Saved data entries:
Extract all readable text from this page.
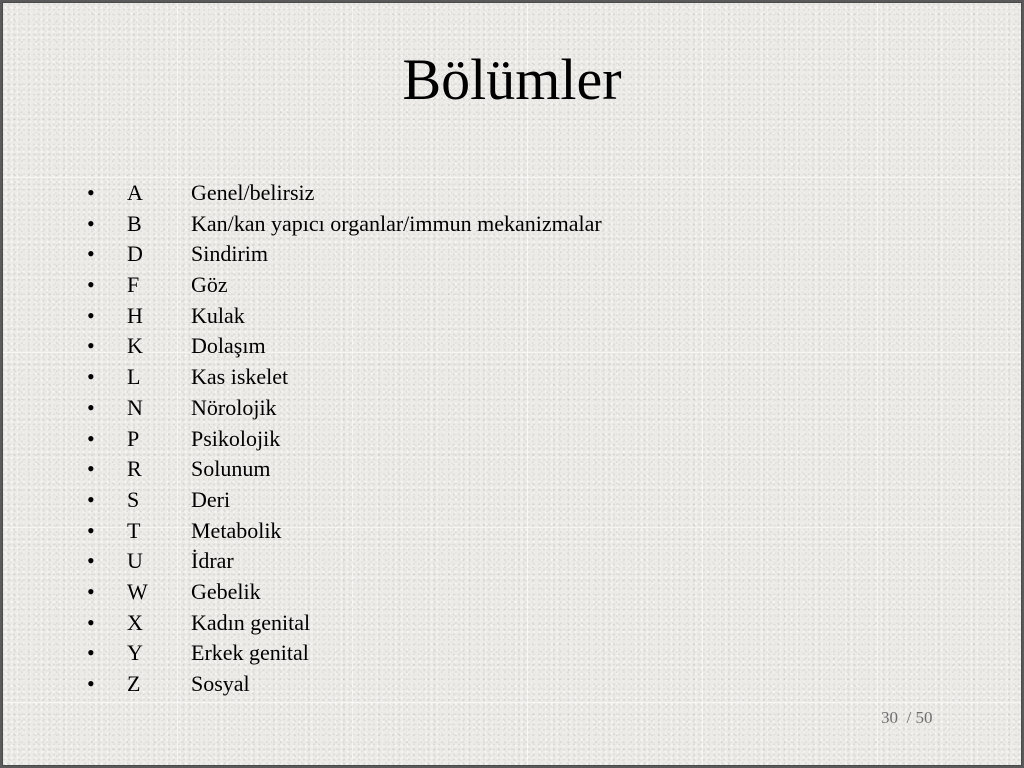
Bölümler
•	A	Genel/belirsiz
•	B	Kan/kan yapıcı organlar/immun mekanizmalar
•	D	Sindirim
•	F	Göz
•	H	Kulak
•	K	Dolaşım
•	L	Kas iskelet
•	N	Nörolojik
•	P	Psikolojik
•	R	Solunum
•	S	Deri
•	T	Metabolik
•	U	İdrar
•	W	Gebelik
•	X	Kadın genital
•	Y	Erkek genital
•	Z	Sosyal
30  / 50
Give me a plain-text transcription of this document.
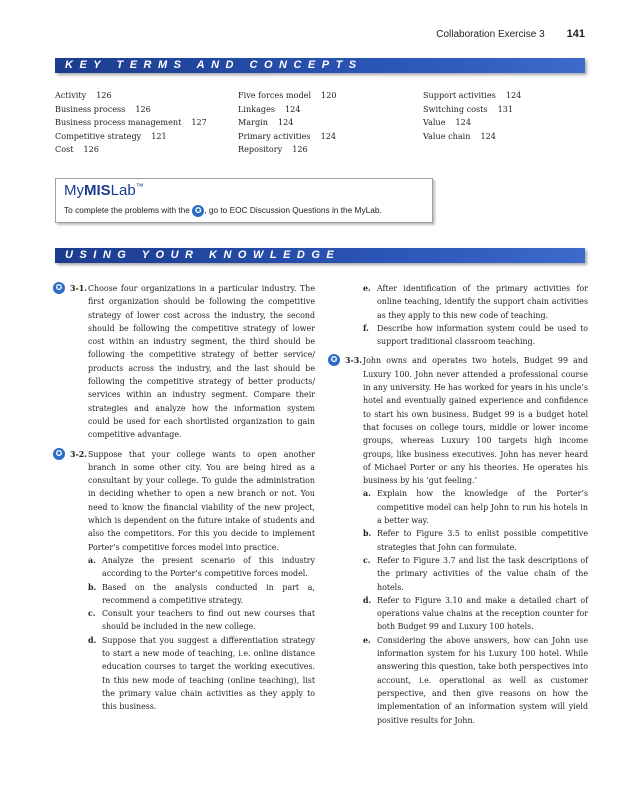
Collaboration Exercise 3 141
KEY TERMS AND CONCEPTS
Activity 126
Business process 126
Business process management 127
Competitive strategy 121
Cost 126
Five forces model 120
Linkages 124
Margin 124
Primary activities 124
Repository 126
Support activities 124
Switching costs 131
Value 124
Value chain 124
MyMISLab™
To complete the problems with the ✪ , go to EOC Discussion Questions in the MyLab.
USING YOUR KNOWLEDGE
✪ 3-1. Choose four organizations in a particular industry. The first organization should be following the competitive strategy of lower cost across the industry, the second should be following the competitive strategy of lower cost within an industry segment, the third should be following the competitive strategy of better service/ products across the industry, and the last should be following the competitive strategy of better products/ services within an industry segment. Compare their strategies and analyze how the information system could be used for each shortlisted organization to gain competitive advantage.
✪ 3-2. Suppose that your college wants to open another branch in some other city. You are being hired as a consultant by your college. To guide the administration in deciding whether to open a new branch or not. You need to know the financial viability of the new project, which is dependent on the future intake of students and also the competitors. For this you decide to implement Porter’s competitive forces model into practice.
a. Analyze the present scenario of this industry according to the Porter’s competitive forces model.
b. Based on the analysis conducted in part a, recommend a competitive strategy.
c. Consult your teachers to find out new courses that should be included in the new college.
d. Suppose that you suggest a differentiation strategy to start a new mode of teaching, i.e. online distance education courses to target the working executives. In this new mode of teaching (online teaching), list the primary value chain activities as they apply to this business.
e. After identification of the primary activities for online teaching, identify the support chain activities as they apply to this new code of teaching.
f. Describe how information system could be used to support traditional classroom teaching.
✪ 3-3. John owns and operates two hotels, Budget 99 and Luxury 100. John never attended a professional course in any university. He has worked for years in his uncle’s hotel and eventually gained experience and confidence to start his own business. Budget 99 is a budget hotel that focuses on college tours, middle or lower income groups, whereas Luxury 100 targets high income groups, like business executives. John has never heard of Michael Porter or any his theories. He operates his business by his ‘gut feeling.’
a. Explain how the knowledge of the Porter’s competitive model can help John to run his hotels in a better way.
b. Refer to Figure 3.5 to enlist possible competitive strategies that John can formulate.
c. Refer to Figure 3.7 and list the task descriptions of the primary activities of the value chain of the hotels.
d. Refer to Figure 3.10 and make a detailed chart of operations value chains at the reception counter for both Budget 99 and Luxury 100 hotels.
e. Considering the above answers, how can John use information system for his Luxury 100 hotel. While answering this question, take both perspectives into account, i.e. operational as well as customer perspective, and then give reasons on how the implementation of an information system will yield positive results for John.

§ **Task prompt**
Keep only those lines of the records that hold "Figure", and return them.

§ **Exercise output**
b. Refer to Figure 3.5 to enlist possible competitive strategies that John can formulate.
c. Refer to Figure 3.7 and list the task descriptions of the primary activities of the value chain of the hotels.
d. Refer to Figure 3.10 and make a detailed chart of operations value chains at the reception counter for both Budget 99 and Luxury 100 hotels.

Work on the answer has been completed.